══ STORED RECORDS

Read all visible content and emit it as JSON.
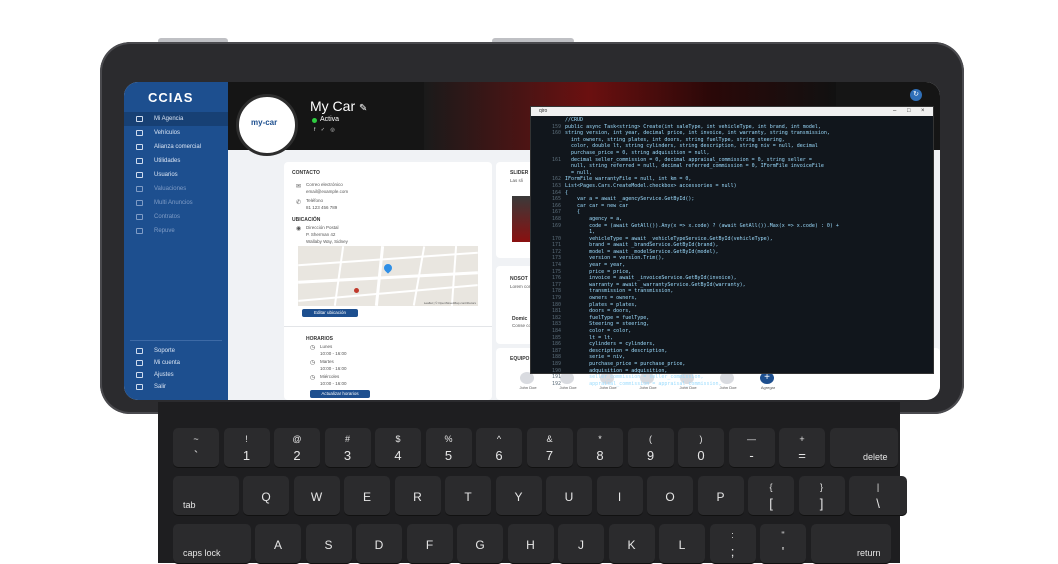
{
  "app": {
    "logo": "CCIAS"
  },
  "sidebar": {
    "items": [
      {
        "label": "Mi Agencia"
      },
      {
        "label": "Vehículos"
      },
      {
        "label": "Alianza comercial"
      },
      {
        "label": "Utilidades"
      },
      {
        "label": "Usuarios"
      },
      {
        "label": "Valuaciones"
      },
      {
        "label": "Multi Anuncios"
      },
      {
        "label": "Contratos"
      },
      {
        "label": "Repuve"
      }
    ],
    "bottom_items": [
      {
        "label": "Soporte"
      },
      {
        "label": "Mi cuenta"
      },
      {
        "label": "Ajustes"
      },
      {
        "label": "Salir"
      }
    ]
  },
  "agency": {
    "logo_text": "my-car",
    "name": "My Car",
    "status": "Activa",
    "social": "f ✓ ◎"
  },
  "contact": {
    "heading": "CONTACTO",
    "email_label": "Correo electrónico",
    "email_value": "email@example.com",
    "phone_label": "Teléfono",
    "phone_value": "81 123 456 789",
    "location_heading": "UBICACIÓN",
    "address_label": "Dirección Postal",
    "address_line1": "P. Sherman 42",
    "address_line2": "Wallaby Way, Sidney",
    "map_credit": "Leaflet | © OpenStreetMap contributors",
    "edit_location_button": "Editar ubicación"
  },
  "hours": {
    "heading": "HORARIOS",
    "rows": [
      {
        "day": "Lunes",
        "time": "10:00 - 16:00"
      },
      {
        "day": "Martes",
        "time": "10:00 - 16:00"
      },
      {
        "day": "Miércoles",
        "time": "10:00 - 16:00"
      }
    ],
    "update_button": "Actualizar horarios"
  },
  "slider": {
    "heading": "SLIDER",
    "subtitle": "Las sli"
  },
  "nosotros": {
    "heading": "NOSOT",
    "text": "Lorem consec",
    "subheading": "Domic",
    "text2": "Conse conse hendr"
  },
  "team": {
    "heading": "EQUIPO",
    "members": [
      "John Doe",
      "John Doe",
      "John Doe",
      "John Doe",
      "John Doe",
      "John Doe"
    ],
    "add_label": "Agregar"
  },
  "terminal": {
    "title": "qiro",
    "lines": [
      {
        "n": "",
        "text": "//CRUD"
      },
      {
        "n": "159",
        "text": "public async Task<string> Create(int saleType, int vehicleType, int brand, int model,"
      },
      {
        "n": "160",
        "text": "string version, int year, decimal price, int invoice, int warranty, string transmission,"
      },
      {
        "n": "",
        "text": "  int owners, string plates, int doors, string fuelType, string steering,"
      },
      {
        "n": "",
        "text": "  color, double lt, string cylinders, string description, string niv = null, decimal"
      },
      {
        "n": "",
        "text": "  purchase_price = 0, string adquisition = null,"
      },
      {
        "n": "161",
        "text": "  decimal seller_commission = 0, decimal appraisal_commission = 0, string seller ="
      },
      {
        "n": "",
        "text": "  null, string referred = null, decimal referred_commission = 0, IFormFile invoiceFile"
      },
      {
        "n": "",
        "text": "  = null,"
      },
      {
        "n": "162",
        "text": "IFormFile warrantyFile = null, int km = 0,"
      },
      {
        "n": "163",
        "text": "List<Pages.Cars.CreateModel.checkbox> accessories = null)"
      },
      {
        "n": "164",
        "text": "{"
      },
      {
        "n": "165",
        "text": "    var a = await _agencyService.GetById();"
      },
      {
        "n": "166",
        "text": "    car car = new car"
      },
      {
        "n": "167",
        "text": "    {"
      },
      {
        "n": "168",
        "text": "        agency = a,"
      },
      {
        "n": "169",
        "text": "        code = (await GetAll()).Any(x => x.code) ? (await GetAll()).Max(x => x.code) : 0) +"
      },
      {
        "n": "",
        "text": "        1,"
      },
      {
        "n": "170",
        "text": "        vehicleType = await _vehicleTypeService.GetById(vehicleType),"
      },
      {
        "n": "171",
        "text": "        brand = await _brandService.GetById(brand),"
      },
      {
        "n": "172",
        "text": "        model = await _modelService.GetById(model),"
      },
      {
        "n": "173",
        "text": "        version = version.Trim(),"
      },
      {
        "n": "174",
        "text": "        year = year,"
      },
      {
        "n": "175",
        "text": "        price = price,"
      },
      {
        "n": "176",
        "text": "        invoice = await _invoiceService.GetById(invoice),"
      },
      {
        "n": "177",
        "text": "        warranty = await _warrantyService.GetById(warranty),"
      },
      {
        "n": "178",
        "text": "        transmission = transmission,"
      },
      {
        "n": "179",
        "text": "        owners = owners,"
      },
      {
        "n": "180",
        "text": "        plates = plates,"
      },
      {
        "n": "181",
        "text": "        doors = doors,"
      },
      {
        "n": "182",
        "text": "        fuelType = fuelType,"
      },
      {
        "n": "183",
        "text": "        Steering = steering,"
      },
      {
        "n": "184",
        "text": "        color = color,"
      },
      {
        "n": "185",
        "text": "        lt = lt,"
      },
      {
        "n": "186",
        "text": "        cylinders = cylinders,"
      },
      {
        "n": "187",
        "text": "        description = description,"
      },
      {
        "n": "188",
        "text": "        serie = niv,"
      },
      {
        "n": "189",
        "text": "        purchase_price = purchase_price,"
      },
      {
        "n": "190",
        "text": "        adquisition = adquisition,"
      },
      {
        "n": "191",
        "text": "        seller_commission = seller_commission,"
      },
      {
        "n": "192",
        "text": "        appraisal_commission = appraisal_commission,"
      }
    ]
  },
  "keyboard": {
    "row1": [
      {
        "top": "~",
        "bottom": "`"
      },
      {
        "top": "!",
        "bottom": "1"
      },
      {
        "top": "@",
        "bottom": "2"
      },
      {
        "top": "#",
        "bottom": "3"
      },
      {
        "top": "$",
        "bottom": "4"
      },
      {
        "top": "%",
        "bottom": "5"
      },
      {
        "top": "^",
        "bottom": "6"
      },
      {
        "top": "&",
        "bottom": "7"
      },
      {
        "top": "*",
        "bottom": "8"
      },
      {
        "top": "(",
        "bottom": "9"
      },
      {
        "top": ")",
        "bottom": "0"
      },
      {
        "top": "—",
        "bottom": "-"
      },
      {
        "top": "+",
        "bottom": "="
      }
    ],
    "delete_label": "delete",
    "tab_label": "tab",
    "row2": [
      "Q",
      "W",
      "E",
      "R",
      "T",
      "Y",
      "U",
      "I",
      "O",
      "P"
    ],
    "row2_brackets": [
      {
        "top": "{",
        "bottom": "["
      },
      {
        "top": "}",
        "bottom": "]"
      },
      {
        "top": "|",
        "bottom": "\\"
      }
    ],
    "caps_label": "caps lock",
    "row3": [
      "A",
      "S",
      "D",
      "F",
      "G",
      "H",
      "J",
      "K",
      "L"
    ],
    "row3_punct": [
      {
        "top": ":",
        "bottom": ";"
      },
      {
        "top": "\"",
        "bottom": "'"
      }
    ],
    "return_label": "return"
  },
  "colors": {
    "sidebar": "#1d4f8f",
    "accent": "#1d4f8f",
    "status": "#2ecc40"
  }
}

════

◆ GIVEN INSTRUCTION ◆
Retype the entries word for word. Omit any images.

◆ TASK SOLUTION ◆
Read all visible content and emit it as JSON.
{
  "app": {
    "logo": "CCIAS"
  },
  "sidebar": {
    "items": [
      {
        "label": "Mi Agencia"
      },
      {
        "label": "Vehículos"
      },
      {
        "label": "Alianza comercial"
      },
      {
        "label": "Utilidades"
      },
      {
        "label": "Usuarios"
      },
      {
        "label": "Valuaciones"
      },
      {
        "label": "Multi Anuncios"
      },
      {
        "label": "Contratos"
      },
      {
        "label": "Repuve"
      }
    ],
    "bottom_items": [
      {
        "label": "Soporte"
      },
      {
        "label": "Mi cuenta"
      },
      {
        "label": "Ajustes"
      },
      {
        "label": "Salir"
      }
    ]
  },
  "agency": {
    "logo_text": "my-car",
    "name": "My Car",
    "status": "Activa",
    "social": "f ✓ ◎"
  },
  "contact": {
    "heading": "CONTACTO",
    "email_label": "Correo electrónico",
    "email_value": "email@example.com",
    "phone_label": "Teléfono",
    "phone_value": "81 123 456 789",
    "location_heading": "UBICACIÓN",
    "address_label": "Dirección Postal",
    "address_line1": "P. Sherman 42",
    "address_line2": "Wallaby Way, Sidney",
    "map_credit": "Leaflet | © OpenStreetMap contributors",
    "edit_location_button": "Editar ubicación"
  },
  "hours": {
    "heading": "HORARIOS",
    "rows": [
      {
        "day": "Lunes",
        "time": "10:00 - 16:00"
      },
      {
        "day": "Martes",
        "time": "10:00 - 16:00"
      },
      {
        "day": "Miércoles",
        "time": "10:00 - 16:00"
      }
    ],
    "update_button": "Actualizar horarios"
  },
  "slider": {
    "heading": "SLIDER",
    "subtitle": "Las sli"
  },
  "nosotros": {
    "heading": "NOSOT",
    "text": "Lorem consec",
    "subheading": "Domic",
    "text2": "Conse conse hendr"
  },
  "team": {
    "heading": "EQUIPO",
    "members": [
      "John Doe",
      "John Doe",
      "John Doe",
      "John Doe",
      "John Doe",
      "John Doe"
    ],
    "add_label": "Agregar"
  },
  "terminal": {
    "title": "qiro",
    "lines": [
      {
        "n": "",
        "text": "//CRUD"
      },
      {
        "n": "159",
        "text": "public async Task<string> Create(int saleType, int vehicleType, int brand, int model,"
      },
      {
        "n": "160",
        "text": "string version, int year, decimal price, int invoice, int warranty, string transmission,"
      },
      {
        "n": "",
        "text": "  int owners, string plates, int doors, string fuelType, string steering,"
      },
      {
        "n": "",
        "text": "  color, double lt, string cylinders, string description, string niv = null, decimal"
      },
      {
        "n": "",
        "text": "  purchase_price = 0, string adquisition = null,"
      },
      {
        "n": "161",
        "text": "  decimal seller_commission = 0, decimal appraisal_commission = 0, string seller ="
      },
      {
        "n": "",
        "text": "  null, string referred = null, decimal referred_commission = 0, IFormFile invoiceFile"
      },
      {
        "n": "",
        "text": "  = null,"
      },
      {
        "n": "162",
        "text": "IFormFile warrantyFile = null, int km = 0,"
      },
      {
        "n": "163",
        "text": "List<Pages.Cars.CreateModel.checkbox> accessories = null)"
      },
      {
        "n": "164",
        "text": "{"
      },
      {
        "n": "165",
        "text": "    var a = await _agencyService.GetById();"
      },
      {
        "n": "166",
        "text": "    car car = new car"
      },
      {
        "n": "167",
        "text": "    {"
      },
      {
        "n": "168",
        "text": "        agency = a,"
      },
      {
        "n": "169",
        "text": "        code = (await GetAll()).Any(x => x.code) ? (await GetAll()).Max(x => x.code) : 0) +"
      },
      {
        "n": "",
        "text": "        1,"
      },
      {
        "n": "170",
        "text": "        vehicleType = await _vehicleTypeService.GetById(vehicleType),"
      },
      {
        "n": "171",
        "text": "        brand = await _brandService.GetById(brand),"
      },
      {
        "n": "172",
        "text": "        model = await _modelService.GetById(model),"
      },
      {
        "n": "173",
        "text": "        version = version.Trim(),"
      },
      {
        "n": "174",
        "text": "        year = year,"
      },
      {
        "n": "175",
        "text": "        price = price,"
      },
      {
        "n": "176",
        "text": "        invoice = await _invoiceService.GetById(invoice),"
      },
      {
        "n": "177",
        "text": "        warranty = await _warrantyService.GetById(warranty),"
      },
      {
        "n": "178",
        "text": "        transmission = transmission,"
      },
      {
        "n": "179",
        "text": "        owners = owners,"
      },
      {
        "n": "180",
        "text": "        plates = plates,"
      },
      {
        "n": "181",
        "text": "        doors = doors,"
      },
      {
        "n": "182",
        "text": "        fuelType = fuelType,"
      },
      {
        "n": "183",
        "text": "        Steering = steering,"
      },
      {
        "n": "184",
        "text": "        color = color,"
      },
      {
        "n": "185",
        "text": "        lt = lt,"
      },
      {
        "n": "186",
        "text": "        cylinders = cylinders,"
      },
      {
        "n": "187",
        "text": "        description = description,"
      },
      {
        "n": "188",
        "text": "        serie = niv,"
      },
      {
        "n": "189",
        "text": "        purchase_price = purchase_price,"
      },
      {
        "n": "190",
        "text": "        adquisition = adquisition,"
      },
      {
        "n": "191",
        "text": "        seller_commission = seller_commission,"
      },
      {
        "n": "192",
        "text": "        appraisal_commission = appraisal_commission,"
      }
    ]
  },
  "keyboard": {
    "row1": [
      {
        "top": "~",
        "bottom": "`"
      },
      {
        "top": "!",
        "bottom": "1"
      },
      {
        "top": "@",
        "bottom": "2"
      },
      {
        "top": "#",
        "bottom": "3"
      },
      {
        "top": "$",
        "bottom": "4"
      },
      {
        "top": "%",
        "bottom": "5"
      },
      {
        "top": "^",
        "bottom": "6"
      },
      {
        "top": "&",
        "bottom": "7"
      },
      {
        "top": "*",
        "bottom": "8"
      },
      {
        "top": "(",
        "bottom": "9"
      },
      {
        "top": ")",
        "bottom": "0"
      },
      {
        "top": "—",
        "bottom": "-"
      },
      {
        "top": "+",
        "bottom": "="
      }
    ],
    "delete_label": "delete",
    "tab_label": "tab",
    "row2": [
      "Q",
      "W",
      "E",
      "R",
      "T",
      "Y",
      "U",
      "I",
      "O",
      "P"
    ],
    "row2_brackets": [
      {
        "top": "{",
        "bottom": "["
      },
      {
        "top": "}",
        "bottom": "]"
      },
      {
        "top": "|",
        "bottom": "\\"
      }
    ],
    "caps_label": "caps lock",
    "row3": [
      "A",
      "S",
      "D",
      "F",
      "G",
      "H",
      "J",
      "K",
      "L"
    ],
    "row3_punct": [
      {
        "top": ":",
        "bottom": ";"
      },
      {
        "top": "\"",
        "bottom": "'"
      }
    ],
    "return_label": "return"
  },
  "colors": {
    "sidebar": "#1d4f8f",
    "accent": "#1d4f8f",
    "status": "#2ecc40"
  }
}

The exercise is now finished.